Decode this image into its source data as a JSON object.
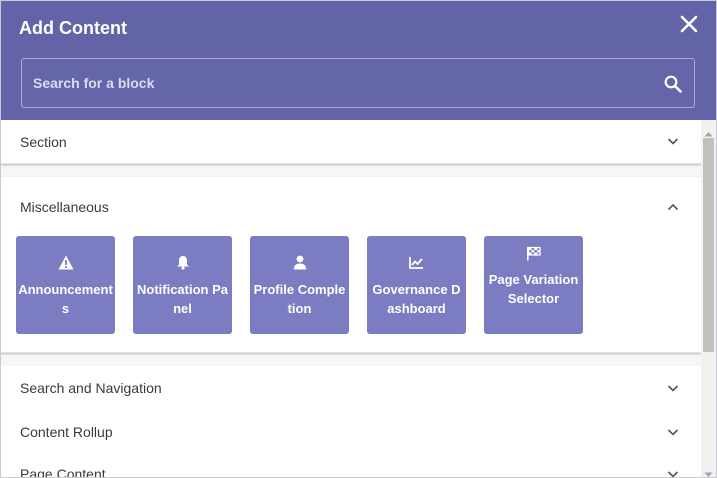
{
  "header": {
    "title": "Add Content"
  },
  "search": {
    "placeholder": "Search for a block",
    "value": ""
  },
  "sections": [
    {
      "label": "Section",
      "expanded": false
    },
    {
      "label": "Miscellaneous",
      "expanded": true,
      "tiles": [
        {
          "label": "Announcements",
          "icon": "warning-icon"
        },
        {
          "label": "Notification Panel",
          "icon": "bell-icon"
        },
        {
          "label": "Profile Completion",
          "icon": "user-icon"
        },
        {
          "label": "Governance Dashboard",
          "icon": "chart-line-icon"
        },
        {
          "label": "Page Variation Selector",
          "icon": "flag-checkered-icon"
        }
      ]
    },
    {
      "label": "Search and Navigation",
      "expanded": false
    },
    {
      "label": "Content Rollup",
      "expanded": false
    },
    {
      "label": "Page Content",
      "expanded": false
    }
  ],
  "colors": {
    "header": "#6264a7",
    "tile": "#7b7cc1",
    "text": "#3a3a3a"
  }
}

========================================

To be done
Copy out every line in the listing where the word "icon" appears.

Answer below
          "icon": "warning-icon"
          "icon": "bell-icon"
          "icon": "user-icon"
          "icon": "chart-line-icon"
          "icon": "flag-checkered-icon"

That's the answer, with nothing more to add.